> [Отрывок со страницы]:
╔══
Идет поп, спрашивает у дьячка: зачем колокола перебил?
Дьячок пересказал все горе попу, а поп побежал, все книги изорвал».
Да, заземлилась сказка, лишилась тех затейливых, трагических нот. С одной стороны оно и понятно: непросто было, например, мне растолковать еще не научившемуся выговаривать слова сыну, кто такая просвирня и почему люди с не менее загадочными прозвищами: «дьячок», «поп» —так сурово обращаются с подручными предметами в расстройстве. А с другой стороны — сколько бы интересного, поучительного я мог бы поведать сыну, оттолкнувшись хотя бы от одного слова в старинном сказочном варианте: «татарушка». Долгая русская история взаимоотношений с кочевниками, одетыми в пестрые доспехи, встает за искрой этого определения. Та самая быль, доподлинно, психологически расцветить которую взялся ученый и художник Балашов.
Фольклорист, ученый Балашов. Курочка-«татарушка» неожиданно вызвала его взволнованные возражения! Прочитав мой очерк, Дмитрий Михайлович сейчас же написал мне: «Простите мою дотошность, но я, как мне кажется, разобрался в Вашей курочке. В селе Полхов Майдан разные безделушки (расписные) называют тарарушки, и Ваша курочка не татарушка, а тарарушка — т. е. резная, расписная, и яичко тоже резное, расписное (в этой сказке! Сам сюжет на сотни лет, ежели не тысячелетий, древнее Полховского Майдана). Как-то это отметьте в Вашем очерке, можете даже со ссылкой на меня, ибо татарское толкование здесь не подходит...»
Озадаченный, я разыскал экземпляр «Народных русских сказок А. Н. Афанасьева» издания К. Солдатенкова 1873 года, на титуле которого как бы в довершение к безукоризненности книги красовалась рукописная надпись: «Козьме Терентьевичу Солдатенкову на память объ Афанасьеве, отъ душеприказчиковъ покойнаго. 8 окт. 1873». Слово «татарушка» было и там без изменений, о чем я известил Балашова.
╚══
> [Показанные данные]:
╔══
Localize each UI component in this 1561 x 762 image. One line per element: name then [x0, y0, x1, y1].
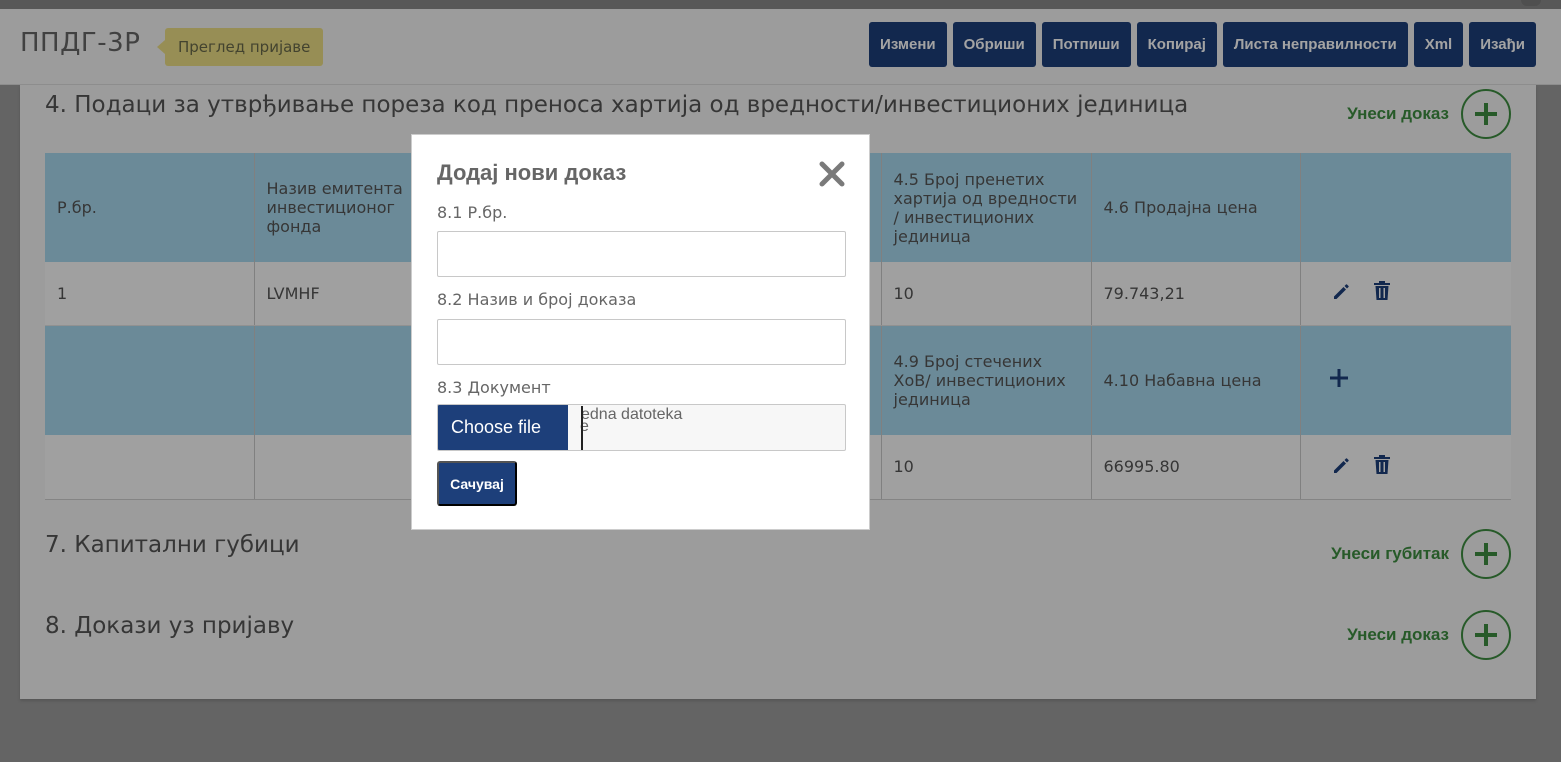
╚══
> [Обязательные задания]:
1. Назовите фамилии всех людей, упомянутых в отрывке о сказке про курочку, в именительном падеже.
2. Пожалуйста, выпишите из отрывка о сказке про курочку без изменений фрагмент от «Дьячок пересказал все» до «и художник Балашов.» включительно.
Этот материал самостоятельный и с текстом не связан.

> [Решения с разбором]:
1. Балашов, Афанасьев, Солдатенков.

2.
Дьячок пересказал все горе попу, а поп побежал, все книги изорвал».
Да, заземлилась сказка, лишилась тех затейливых, трагических нот. С одной стороны оно и понятно: непросто было, например, мне растолковать еще не научившемуся выговаривать слова сыну, кто такая просвирня и почему люди с не менее загадочными прозвищами: «дьячок», «поп» —так сурово обращаются с подручными предметами в расстройстве. А с другой стороны — сколько бы интересного, поучительного я мог бы поведать сыну, оттолкнувшись хотя бы от одного слова в старинном сказочном варианте: «татарушка». Долгая русская история взаимоотношений с кочевниками, одетыми в пестрые доспехи, встает за искрой этого определения. Та самая быль, доподлинно, психологически расцветить которую взялся ученый и художник Балашов.